**Stored data entries**
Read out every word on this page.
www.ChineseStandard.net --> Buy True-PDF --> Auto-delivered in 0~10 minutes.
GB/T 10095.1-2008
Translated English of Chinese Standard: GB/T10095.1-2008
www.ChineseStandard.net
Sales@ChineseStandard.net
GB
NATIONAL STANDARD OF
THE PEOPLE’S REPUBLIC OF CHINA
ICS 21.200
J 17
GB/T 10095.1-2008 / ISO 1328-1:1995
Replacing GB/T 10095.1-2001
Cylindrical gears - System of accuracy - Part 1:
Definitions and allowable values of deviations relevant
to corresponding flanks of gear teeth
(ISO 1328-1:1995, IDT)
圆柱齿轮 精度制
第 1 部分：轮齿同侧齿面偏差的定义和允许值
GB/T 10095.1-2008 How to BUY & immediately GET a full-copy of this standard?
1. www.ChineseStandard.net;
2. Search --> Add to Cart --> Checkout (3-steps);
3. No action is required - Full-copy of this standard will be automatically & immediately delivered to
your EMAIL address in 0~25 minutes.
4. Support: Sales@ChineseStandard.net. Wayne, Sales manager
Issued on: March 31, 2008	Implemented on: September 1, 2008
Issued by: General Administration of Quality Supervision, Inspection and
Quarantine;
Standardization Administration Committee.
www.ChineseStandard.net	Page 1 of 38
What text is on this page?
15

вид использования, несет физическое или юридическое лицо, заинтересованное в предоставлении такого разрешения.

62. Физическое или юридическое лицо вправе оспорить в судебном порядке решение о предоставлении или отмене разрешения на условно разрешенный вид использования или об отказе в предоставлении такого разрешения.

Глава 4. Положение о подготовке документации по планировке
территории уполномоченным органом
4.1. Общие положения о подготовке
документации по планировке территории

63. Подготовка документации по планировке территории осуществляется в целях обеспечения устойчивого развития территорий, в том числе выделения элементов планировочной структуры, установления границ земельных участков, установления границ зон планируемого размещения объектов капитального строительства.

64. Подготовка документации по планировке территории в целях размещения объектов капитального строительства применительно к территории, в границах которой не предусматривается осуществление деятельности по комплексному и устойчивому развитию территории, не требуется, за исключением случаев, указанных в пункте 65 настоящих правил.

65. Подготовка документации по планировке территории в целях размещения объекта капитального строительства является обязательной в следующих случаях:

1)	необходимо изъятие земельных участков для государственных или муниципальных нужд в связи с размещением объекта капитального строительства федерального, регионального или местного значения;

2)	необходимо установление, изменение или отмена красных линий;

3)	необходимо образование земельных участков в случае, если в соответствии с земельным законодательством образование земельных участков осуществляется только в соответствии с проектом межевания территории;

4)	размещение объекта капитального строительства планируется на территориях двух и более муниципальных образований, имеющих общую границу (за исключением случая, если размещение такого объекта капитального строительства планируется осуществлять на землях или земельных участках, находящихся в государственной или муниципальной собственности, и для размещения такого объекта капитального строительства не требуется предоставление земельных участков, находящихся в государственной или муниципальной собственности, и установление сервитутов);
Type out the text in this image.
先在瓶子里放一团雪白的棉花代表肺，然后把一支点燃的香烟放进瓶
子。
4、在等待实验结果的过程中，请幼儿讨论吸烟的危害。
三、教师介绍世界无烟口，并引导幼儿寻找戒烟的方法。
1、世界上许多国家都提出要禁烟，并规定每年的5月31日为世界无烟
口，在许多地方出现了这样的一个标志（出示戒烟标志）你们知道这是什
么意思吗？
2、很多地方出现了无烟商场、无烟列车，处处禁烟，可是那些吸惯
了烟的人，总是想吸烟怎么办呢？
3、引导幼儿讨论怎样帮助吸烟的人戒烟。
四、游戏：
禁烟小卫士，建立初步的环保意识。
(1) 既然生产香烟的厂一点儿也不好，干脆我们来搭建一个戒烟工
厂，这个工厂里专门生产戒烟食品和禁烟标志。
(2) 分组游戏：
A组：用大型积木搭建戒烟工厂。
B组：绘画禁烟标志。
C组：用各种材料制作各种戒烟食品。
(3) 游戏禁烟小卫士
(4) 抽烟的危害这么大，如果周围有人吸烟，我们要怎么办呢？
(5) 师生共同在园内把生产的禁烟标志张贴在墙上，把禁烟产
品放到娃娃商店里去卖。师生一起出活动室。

**Task description**
Among the lines above, how many contain the string "подготовке"? State the number alone.

**Solution to this exercise**
2